Task to complete: Emit the entire listing verbatim.

Raw records:
+++
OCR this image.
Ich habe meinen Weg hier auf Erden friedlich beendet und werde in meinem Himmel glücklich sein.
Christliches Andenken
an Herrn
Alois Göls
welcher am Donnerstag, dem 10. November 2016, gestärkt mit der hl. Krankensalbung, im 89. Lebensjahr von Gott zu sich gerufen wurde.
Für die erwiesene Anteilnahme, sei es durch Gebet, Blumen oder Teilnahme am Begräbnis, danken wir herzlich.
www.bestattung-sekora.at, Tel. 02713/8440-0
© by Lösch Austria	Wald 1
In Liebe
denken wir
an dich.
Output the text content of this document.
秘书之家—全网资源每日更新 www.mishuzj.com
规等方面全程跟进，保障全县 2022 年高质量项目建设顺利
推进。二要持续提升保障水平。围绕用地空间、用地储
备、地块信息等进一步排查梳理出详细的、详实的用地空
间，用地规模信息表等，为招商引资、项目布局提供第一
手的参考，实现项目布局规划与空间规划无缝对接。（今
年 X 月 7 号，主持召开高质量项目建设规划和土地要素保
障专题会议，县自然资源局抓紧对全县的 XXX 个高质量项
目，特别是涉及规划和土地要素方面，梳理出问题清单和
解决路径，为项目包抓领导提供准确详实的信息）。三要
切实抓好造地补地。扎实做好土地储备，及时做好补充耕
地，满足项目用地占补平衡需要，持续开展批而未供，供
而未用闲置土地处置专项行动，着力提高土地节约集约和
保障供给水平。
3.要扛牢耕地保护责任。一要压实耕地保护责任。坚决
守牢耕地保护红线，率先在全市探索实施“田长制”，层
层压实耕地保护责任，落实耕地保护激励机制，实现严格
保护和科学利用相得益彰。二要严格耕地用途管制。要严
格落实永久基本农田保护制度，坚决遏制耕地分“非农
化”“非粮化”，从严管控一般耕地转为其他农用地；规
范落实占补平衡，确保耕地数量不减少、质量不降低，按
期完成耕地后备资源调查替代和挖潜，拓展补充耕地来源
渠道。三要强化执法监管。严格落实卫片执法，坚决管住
+++
Exercise answer:
OCR this image.
Ich habe meinen Weg hier auf Erden friedlich beendet und werde in meinem Himmel glücklich sein.
Christliches Andenken
an Herrn
Alois Göls
welcher am Donnerstag, dem 10. November 2016, gestärkt mit der hl. Krankensalbung, im 89. Lebensjahr von Gott zu sich gerufen wurde.
Für die erwiesene Anteilnahme, sei es durch Gebet, Blumen oder Teilnahme am Begräbnis, danken wir herzlich.
www.bestattung-sekora.at, Tel. 02713/8440-0
© by Lösch Austria	Wald 1
In Liebe
denken wir
an dich.
Output the text content of this document.
秘书之家—全网资源每日更新 www.mishuzj.com
规等方面全程跟进，保障全县 2022 年高质量项目建设顺利
推进。二要持续提升保障水平。围绕用地空间、用地储
备、地块信息等进一步排查梳理出详细的、详实的用地空
间，用地规模信息表等，为招商引资、项目布局提供第一
手的参考，实现项目布局规划与空间规划无缝对接。（今
年 X 月 7 号，主持召开高质量项目建设规划和土地要素保
障专题会议，县自然资源局抓紧对全县的 XXX 个高质量项
目，特别是涉及规划和土地要素方面，梳理出问题清单和
解决路径，为项目包抓领导提供准确详实的信息）。三要
切实抓好造地补地。扎实做好土地储备，及时做好补充耕
地，满足项目用地占补平衡需要，持续开展批而未供，供
而未用闲置土地处置专项行动，着力提高土地节约集约和
保障供给水平。
3.要扛牢耕地保护责任。一要压实耕地保护责任。坚决
守牢耕地保护红线，率先在全市探索实施“田长制”，层
层压实耕地保护责任，落实耕地保护激励机制，实现严格
保护和科学利用相得益彰。二要严格耕地用途管制。要严
格落实永久基本农田保护制度，坚决遏制耕地分“非农
化”“非粮化”，从严管控一般耕地转为其他农用地；规
范落实占补平衡，确保耕地数量不减少、质量不降低，按
期完成耕地后备资源调查替代和挖潜，拓展补充耕地来源
渠道。三要强化执法监管。严格落实卫片执法，坚决管住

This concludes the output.